**What needs to be done:**
Reproduce the GitSwarm EE migration guide word for word, starting at "Beginning with GitSwarm" and ending at "is not possible.".

**Document excerpt:**
GitSwarm-EE 2017.1-1 Documentation


Migrate GitLab CI to GitSwarm EE

Beginning with GitSwarm EE 2015.4, GitLab CI is no longer its own application, but is instead built into GitSwarm EE.

This guide details the process of migrating your CI installation and data into your GitSwarm EE installation. You can only migrate CI data from GitLab CI 8.0 to GitSwarm EE 2015.4; migrating between other versions (e.g. 7.14 to 2016.2) is not possible.

We recommend that you read through the entire migration process in this document before beginning.

Overview

In this document we assume you have a GitSwarm EE server and a GitLab CI server. It does not matter if these are the same machine.

The migration consists of three parts: updating GitSwarm EE and GitLab CI, moving data, and redirecting traffic.

Please note that CI builds triggered on your GitSwarm EE server in the time between updating to 8.0 and finishing the migration will be lost. Your GitSwarm EE server can be online for most of the procedure; the only GitSwarm EE downtime (if any) is during the upgrade to 8.0. Your CI service will be offline from the moment you upgrade to 8.0 until you finish the migration procedure.

Before upgrading

If you have GitLab CI installed using packages but you don't want to migrate your existing data:

mv /var/opt/gitswarm/gitlab-ci/builds /var/opt/gitswarm/gitlab-ci/builds.$(date +%s)

**Dataset extract:**
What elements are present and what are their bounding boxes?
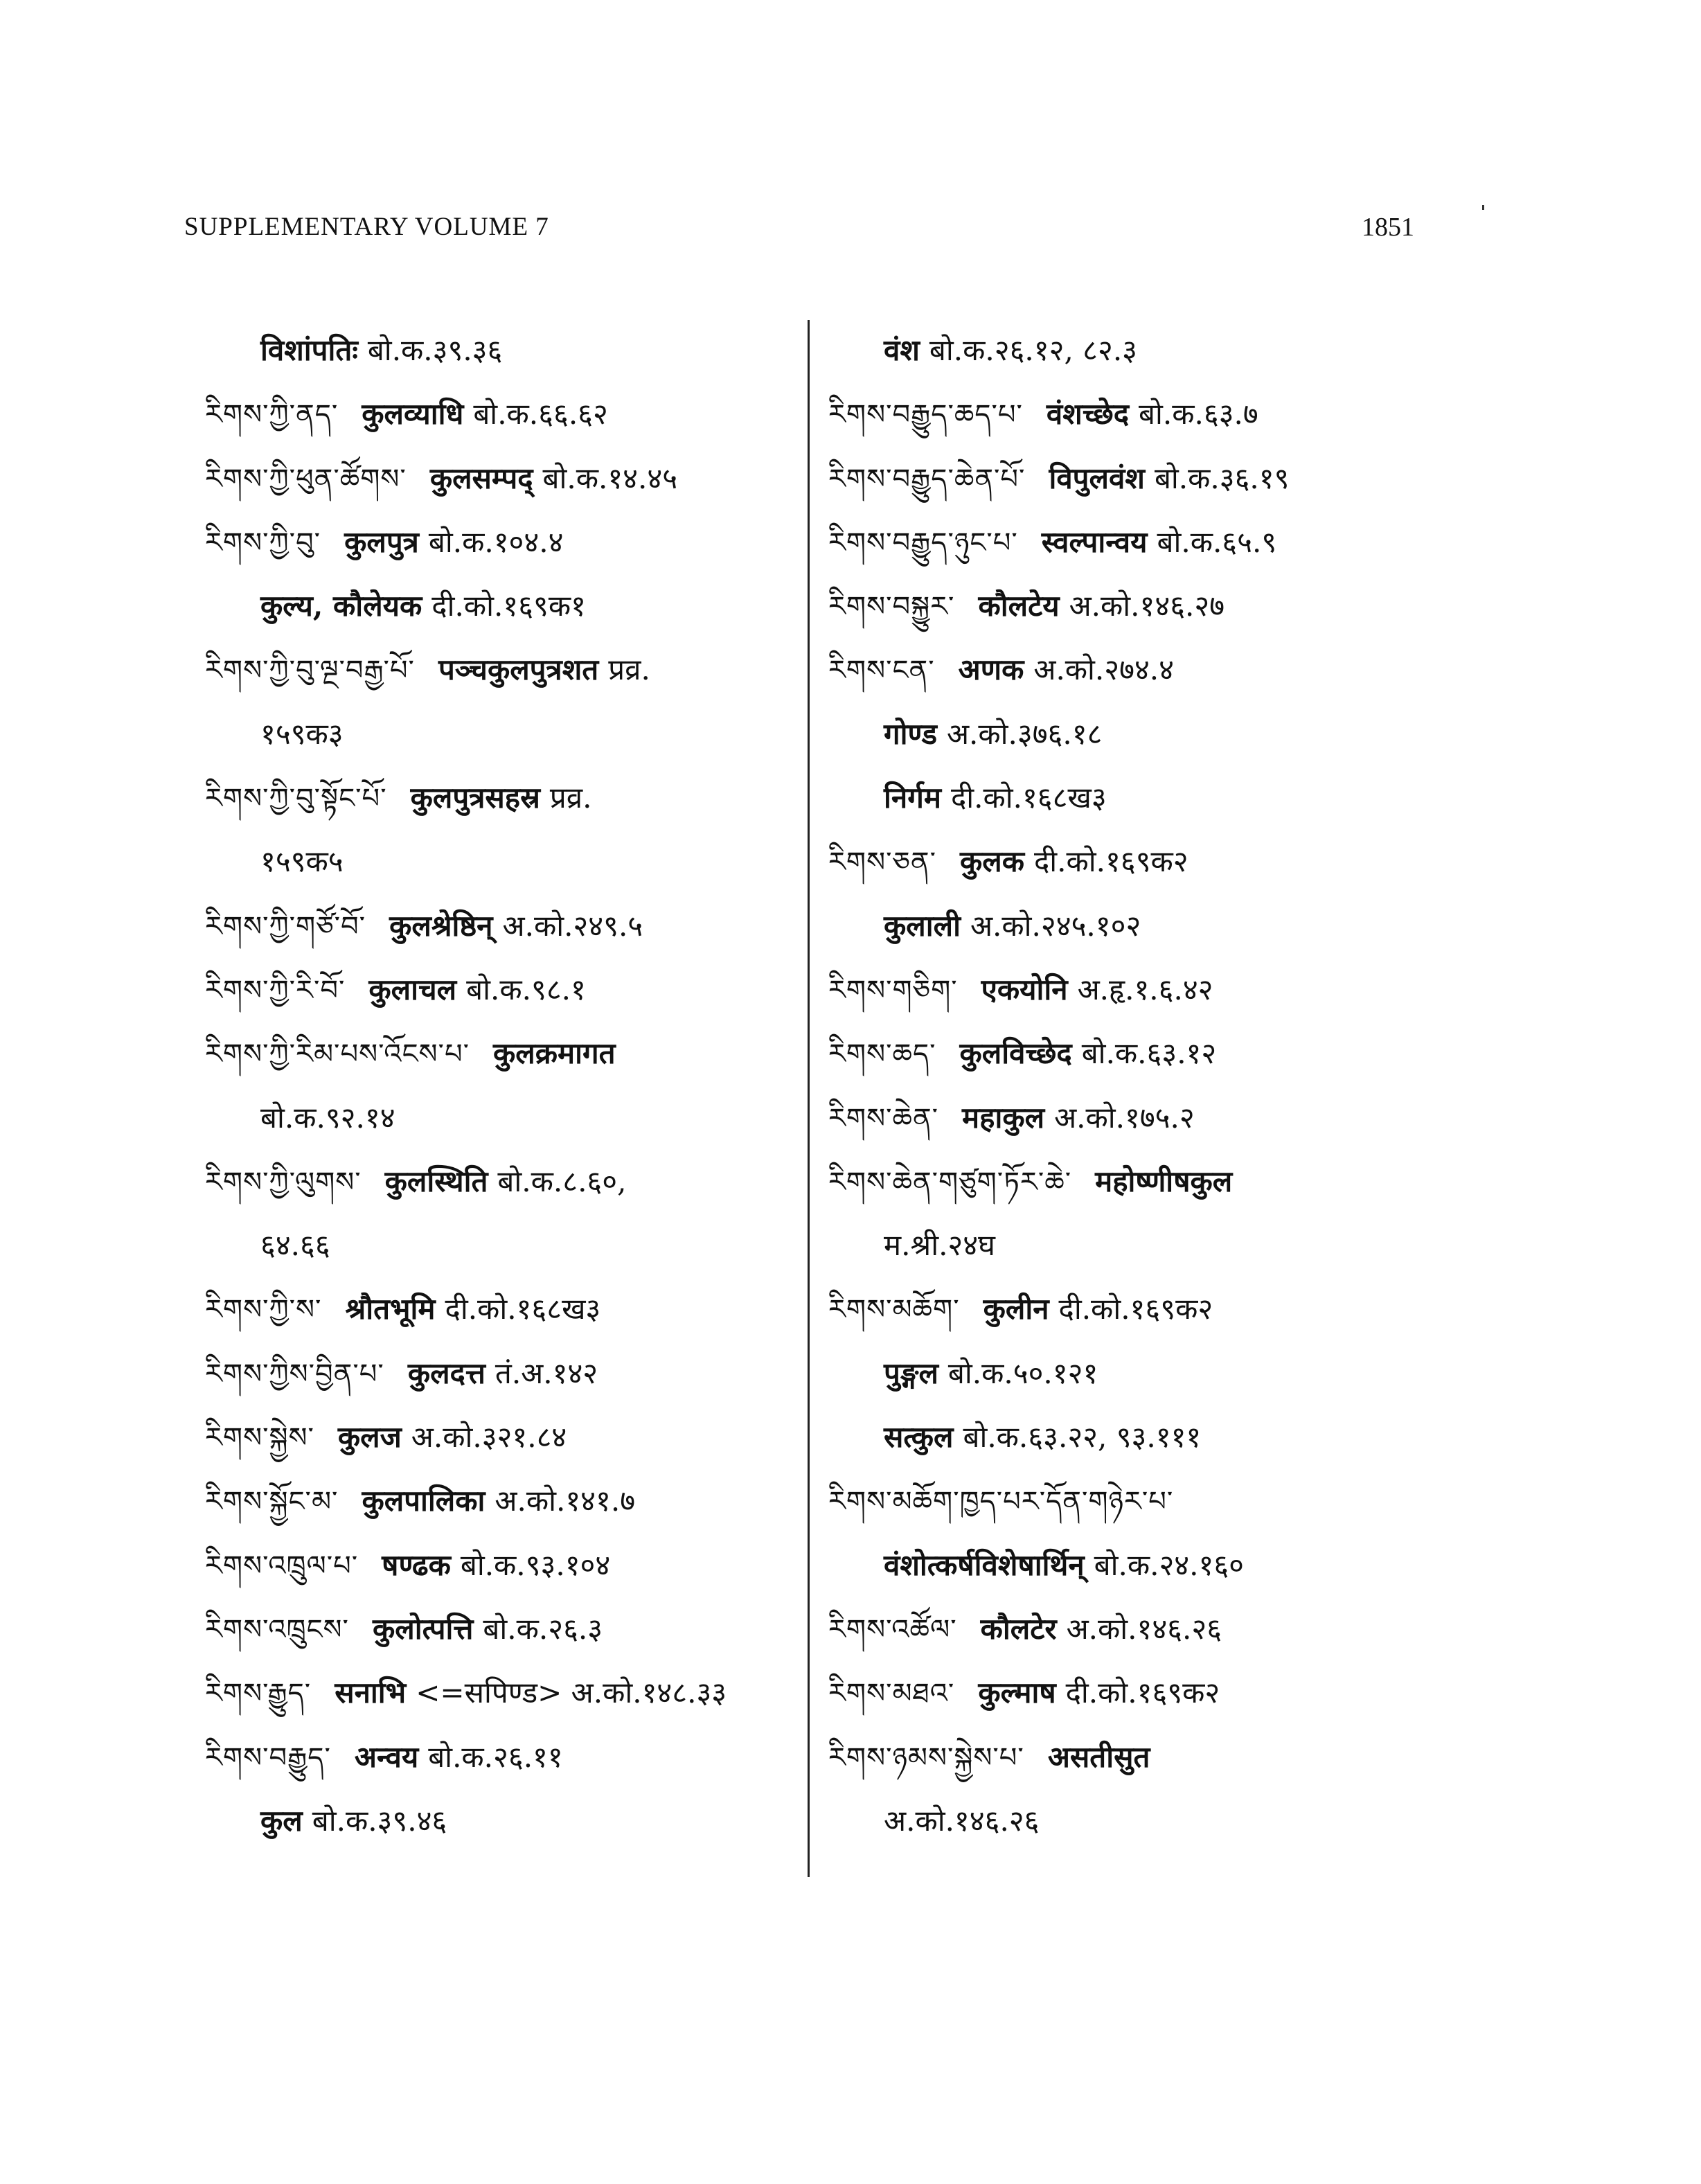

**Response:**
Beginning with GitSwarm EE 2015.4, GitLab CI is no longer its own application, but is instead built into GitSwarm EE.

This guide details the process of migrating your CI installation and data into your GitSwarm EE installation. You can only migrate CI data from GitLab CI 8.0 to GitSwarm EE 2015.4; migrating between other versions (e.g. 7.14 to 2016.2) is not possible.